What to do: The entire listing below is to be reproduced exactly.

### Data in this exercise

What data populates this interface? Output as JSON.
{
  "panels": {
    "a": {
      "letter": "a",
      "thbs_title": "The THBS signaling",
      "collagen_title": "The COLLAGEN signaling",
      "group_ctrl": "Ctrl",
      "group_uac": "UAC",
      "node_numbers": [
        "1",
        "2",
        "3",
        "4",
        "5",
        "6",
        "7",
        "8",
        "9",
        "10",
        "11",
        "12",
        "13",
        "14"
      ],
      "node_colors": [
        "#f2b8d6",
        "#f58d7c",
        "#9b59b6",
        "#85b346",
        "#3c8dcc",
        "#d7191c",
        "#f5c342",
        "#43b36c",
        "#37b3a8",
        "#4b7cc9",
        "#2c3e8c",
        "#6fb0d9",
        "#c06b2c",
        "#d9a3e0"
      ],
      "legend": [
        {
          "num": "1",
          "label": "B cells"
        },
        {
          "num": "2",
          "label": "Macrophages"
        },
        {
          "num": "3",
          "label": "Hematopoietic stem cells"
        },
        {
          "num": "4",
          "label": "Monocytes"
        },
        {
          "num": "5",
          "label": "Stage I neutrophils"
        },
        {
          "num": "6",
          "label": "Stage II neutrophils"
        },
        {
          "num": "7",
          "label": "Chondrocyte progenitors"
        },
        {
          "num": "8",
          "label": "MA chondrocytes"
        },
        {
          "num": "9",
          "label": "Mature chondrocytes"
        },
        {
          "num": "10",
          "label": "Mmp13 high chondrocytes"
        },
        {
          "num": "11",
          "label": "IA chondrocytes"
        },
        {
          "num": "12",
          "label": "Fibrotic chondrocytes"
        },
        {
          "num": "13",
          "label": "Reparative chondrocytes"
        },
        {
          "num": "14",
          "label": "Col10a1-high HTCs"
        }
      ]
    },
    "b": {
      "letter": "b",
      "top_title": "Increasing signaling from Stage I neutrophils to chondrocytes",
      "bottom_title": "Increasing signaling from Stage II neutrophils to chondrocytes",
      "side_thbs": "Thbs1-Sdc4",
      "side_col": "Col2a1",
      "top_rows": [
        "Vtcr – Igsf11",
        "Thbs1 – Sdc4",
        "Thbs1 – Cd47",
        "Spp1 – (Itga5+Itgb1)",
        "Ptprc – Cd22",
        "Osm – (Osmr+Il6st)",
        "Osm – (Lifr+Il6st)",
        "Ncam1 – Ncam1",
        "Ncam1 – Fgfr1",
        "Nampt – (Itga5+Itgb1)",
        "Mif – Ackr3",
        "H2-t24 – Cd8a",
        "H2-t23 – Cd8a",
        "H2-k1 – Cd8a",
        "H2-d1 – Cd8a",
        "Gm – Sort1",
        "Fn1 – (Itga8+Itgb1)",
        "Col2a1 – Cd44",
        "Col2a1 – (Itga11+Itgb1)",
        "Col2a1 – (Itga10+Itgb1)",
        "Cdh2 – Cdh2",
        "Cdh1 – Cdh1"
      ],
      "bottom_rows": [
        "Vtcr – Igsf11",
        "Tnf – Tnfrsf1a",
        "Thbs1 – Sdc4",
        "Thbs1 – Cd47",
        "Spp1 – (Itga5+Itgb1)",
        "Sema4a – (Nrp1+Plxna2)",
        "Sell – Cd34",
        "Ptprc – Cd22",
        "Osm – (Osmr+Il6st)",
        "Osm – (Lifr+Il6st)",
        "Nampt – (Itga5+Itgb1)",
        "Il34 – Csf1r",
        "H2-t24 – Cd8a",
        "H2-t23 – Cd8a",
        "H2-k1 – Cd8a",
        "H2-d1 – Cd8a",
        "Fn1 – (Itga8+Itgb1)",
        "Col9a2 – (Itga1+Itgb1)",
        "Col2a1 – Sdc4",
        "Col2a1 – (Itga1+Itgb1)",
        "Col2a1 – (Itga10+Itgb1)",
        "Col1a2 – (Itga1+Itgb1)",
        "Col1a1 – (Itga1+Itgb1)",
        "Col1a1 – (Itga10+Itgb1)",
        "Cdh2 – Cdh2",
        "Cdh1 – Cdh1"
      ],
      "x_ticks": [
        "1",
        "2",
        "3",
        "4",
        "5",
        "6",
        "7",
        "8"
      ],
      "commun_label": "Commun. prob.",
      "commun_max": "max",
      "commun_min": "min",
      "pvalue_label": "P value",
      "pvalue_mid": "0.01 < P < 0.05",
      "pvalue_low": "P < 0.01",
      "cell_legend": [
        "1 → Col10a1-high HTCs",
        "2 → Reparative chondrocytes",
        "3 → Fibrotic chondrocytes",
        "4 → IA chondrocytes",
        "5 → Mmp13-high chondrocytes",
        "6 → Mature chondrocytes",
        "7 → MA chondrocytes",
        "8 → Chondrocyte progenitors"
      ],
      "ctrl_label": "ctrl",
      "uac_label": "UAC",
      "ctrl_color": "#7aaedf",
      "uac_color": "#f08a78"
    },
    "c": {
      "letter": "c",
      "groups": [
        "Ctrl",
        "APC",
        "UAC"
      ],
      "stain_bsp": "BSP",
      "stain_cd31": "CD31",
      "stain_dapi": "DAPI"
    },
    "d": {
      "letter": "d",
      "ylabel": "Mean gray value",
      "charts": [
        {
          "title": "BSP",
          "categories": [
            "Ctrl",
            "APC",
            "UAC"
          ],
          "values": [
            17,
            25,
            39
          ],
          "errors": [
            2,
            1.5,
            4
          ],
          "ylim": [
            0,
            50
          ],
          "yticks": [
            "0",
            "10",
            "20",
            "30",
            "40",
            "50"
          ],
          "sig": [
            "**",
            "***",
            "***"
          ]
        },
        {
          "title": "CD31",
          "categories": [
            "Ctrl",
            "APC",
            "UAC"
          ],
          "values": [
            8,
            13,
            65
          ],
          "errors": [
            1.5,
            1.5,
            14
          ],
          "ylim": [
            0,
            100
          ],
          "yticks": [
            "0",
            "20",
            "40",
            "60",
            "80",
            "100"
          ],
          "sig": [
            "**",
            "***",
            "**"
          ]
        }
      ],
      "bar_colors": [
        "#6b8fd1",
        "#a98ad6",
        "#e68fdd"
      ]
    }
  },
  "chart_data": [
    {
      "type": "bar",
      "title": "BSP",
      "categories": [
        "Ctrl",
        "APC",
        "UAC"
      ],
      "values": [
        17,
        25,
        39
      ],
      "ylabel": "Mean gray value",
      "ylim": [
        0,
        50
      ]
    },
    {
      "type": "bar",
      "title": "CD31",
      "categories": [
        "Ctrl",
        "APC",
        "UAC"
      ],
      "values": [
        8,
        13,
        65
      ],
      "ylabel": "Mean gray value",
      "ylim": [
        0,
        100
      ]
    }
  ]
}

######

Problem solution:
What data populates this interface? Output as JSON.
{
  "panels": {
    "a": {
      "letter": "a",
      "thbs_title": "The THBS signaling",
      "collagen_title": "The COLLAGEN signaling",
      "group_ctrl": "Ctrl",
      "group_uac": "UAC",
      "node_numbers": [
        "1",
        "2",
        "3",
        "4",
        "5",
        "6",
        "7",
        "8",
        "9",
        "10",
        "11",
        "12",
        "13",
        "14"
      ],
      "node_colors": [
        "#f2b8d6",
        "#f58d7c",
        "#9b59b6",
        "#85b346",
        "#3c8dcc",
        "#d7191c",
        "#f5c342",
        "#43b36c",
        "#37b3a8",
        "#4b7cc9",
        "#2c3e8c",
        "#6fb0d9",
        "#c06b2c",
        "#d9a3e0"
      ],
      "legend": [
        {
          "num": "1",
          "label": "B cells"
        },
        {
          "num": "2",
          "label": "Macrophages"
        },
        {
          "num": "3",
          "label": "Hematopoietic stem cells"
        },
        {
          "num": "4",
          "label": "Monocytes"
        },
        {
          "num": "5",
          "label": "Stage I neutrophils"
        },
        {
          "num": "6",
          "label": "Stage II neutrophils"
        },
        {
          "num": "7",
          "label": "Chondrocyte progenitors"
        },
        {
          "num": "8",
          "label": "MA chondrocytes"
        },
        {
          "num": "9",
          "label": "Mature chondrocytes"
        },
        {
          "num": "10",
          "label": "Mmp13 high chondrocytes"
        },
        {
          "num": "11",
          "label": "IA chondrocytes"
        },
        {
          "num": "12",
          "label": "Fibrotic chondrocytes"
        },
        {
          "num": "13",
          "label": "Reparative chondrocytes"
        },
        {
          "num": "14",
          "label": "Col10a1-high HTCs"
        }
      ]
    },
    "b": {
      "letter": "b",
      "top_title": "Increasing signaling from Stage I neutrophils to chondrocytes",
      "bottom_title": "Increasing signaling from Stage II neutrophils to chondrocytes",
      "side_thbs": "Thbs1-Sdc4",
      "side_col": "Col2a1",
      "top_rows": [
        "Vtcr – Igsf11",
        "Thbs1 – Sdc4",
        "Thbs1 – Cd47",
        "Spp1 – (Itga5+Itgb1)",
        "Ptprc – Cd22",
        "Osm – (Osmr+Il6st)",
        "Osm – (Lifr+Il6st)",
        "Ncam1 – Ncam1",
        "Ncam1 – Fgfr1",
        "Nampt – (Itga5+Itgb1)",
        "Mif – Ackr3",
        "H2-t24 – Cd8a",
        "H2-t23 – Cd8a",
        "H2-k1 – Cd8a",
        "H2-d1 – Cd8a",
        "Gm – Sort1",
        "Fn1 – (Itga8+Itgb1)",
        "Col2a1 – Cd44",
        "Col2a1 – (Itga11+Itgb1)",
        "Col2a1 – (Itga10+Itgb1)",
        "Cdh2 – Cdh2",
        "Cdh1 – Cdh1"
      ],
      "bottom_rows": [
        "Vtcr – Igsf11",
        "Tnf – Tnfrsf1a",
        "Thbs1 – Sdc4",
        "Thbs1 – Cd47",
        "Spp1 – (Itga5+Itgb1)",
        "Sema4a – (Nrp1+Plxna2)",
        "Sell – Cd34",
        "Ptprc – Cd22",
        "Osm – (Osmr+Il6st)",
        "Osm – (Lifr+Il6st)",
        "Nampt – (Itga5+Itgb1)",
        "Il34 – Csf1r",
        "H2-t24 – Cd8a",
        "H2-t23 – Cd8a",
        "H2-k1 – Cd8a",
        "H2-d1 – Cd8a",
        "Fn1 – (Itga8+Itgb1)",
        "Col9a2 – (Itga1+Itgb1)",
        "Col2a1 – Sdc4",
        "Col2a1 – (Itga1+Itgb1)",
        "Col2a1 – (Itga10+Itgb1)",
        "Col1a2 – (Itga1+Itgb1)",
        "Col1a1 – (Itga1+Itgb1)",
        "Col1a1 – (Itga10+Itgb1)",
        "Cdh2 – Cdh2",
        "Cdh1 – Cdh1"
      ],
      "x_ticks": [
        "1",
        "2",
        "3",
        "4",
        "5",
        "6",
        "7",
        "8"
      ],
      "commun_label": "Commun. prob.",
      "commun_max": "max",
      "commun_min": "min",
      "pvalue_label": "P value",
      "pvalue_mid": "0.01 < P < 0.05",
      "pvalue_low": "P < 0.01",
      "cell_legend": [
        "1 → Col10a1-high HTCs",
        "2 → Reparative chondrocytes",
        "3 → Fibrotic chondrocytes",
        "4 → IA chondrocytes",
        "5 → Mmp13-high chondrocytes",
        "6 → Mature chondrocytes",
        "7 → MA chondrocytes",
        "8 → Chondrocyte progenitors"
      ],
      "ctrl_label": "ctrl",
      "uac_label": "UAC",
      "ctrl_color": "#7aaedf",
      "uac_color": "#f08a78"
    },
    "c": {
      "letter": "c",
      "groups": [
        "Ctrl",
        "APC",
        "UAC"
      ],
      "stain_bsp": "BSP",
      "stain_cd31": "CD31",
      "stain_dapi": "DAPI"
    },
    "d": {
      "letter": "d",
      "ylabel": "Mean gray value",
      "charts": [
        {
          "title": "BSP",
          "categories": [
            "Ctrl",
            "APC",
            "UAC"
          ],
          "values": [
            17,
            25,
            39
          ],
          "errors": [
            2,
            1.5,
            4
          ],
          "ylim": [
            0,
            50
          ],
          "yticks": [
            "0",
            "10",
            "20",
            "30",
            "40",
            "50"
          ],
          "sig": [
            "**",
            "***",
            "***"
          ]
        },
        {
          "title": "CD31",
          "categories": [
            "Ctrl",
            "APC",
            "UAC"
          ],
          "values": [
            8,
            13,
            65
          ],
          "errors": [
            1.5,
            1.5,
            14
          ],
          "ylim": [
            0,
            100
          ],
          "yticks": [
            "0",
            "20",
            "40",
            "60",
            "80",
            "100"
          ],
          "sig": [
            "**",
            "***",
            "**"
          ]
        }
      ],
      "bar_colors": [
        "#6b8fd1",
        "#a98ad6",
        "#e68fdd"
      ]
    }
  },
  "chart_data": [
    {
      "type": "bar",
      "title": "BSP",
      "categories": [
        "Ctrl",
        "APC",
        "UAC"
      ],
      "values": [
        17,
        25,
        39
      ],
      "ylabel": "Mean gray value",
      "ylim": [
        0,
        50
      ]
    },
    {
      "type": "bar",
      "title": "CD31",
      "categories": [
        "Ctrl",
        "APC",
        "UAC"
      ],
      "values": [
        8,
        13,
        65
      ],
      "ylabel": "Mean gray value",
      "ylim": [
        0,
        100
      ]
    }
  ]
}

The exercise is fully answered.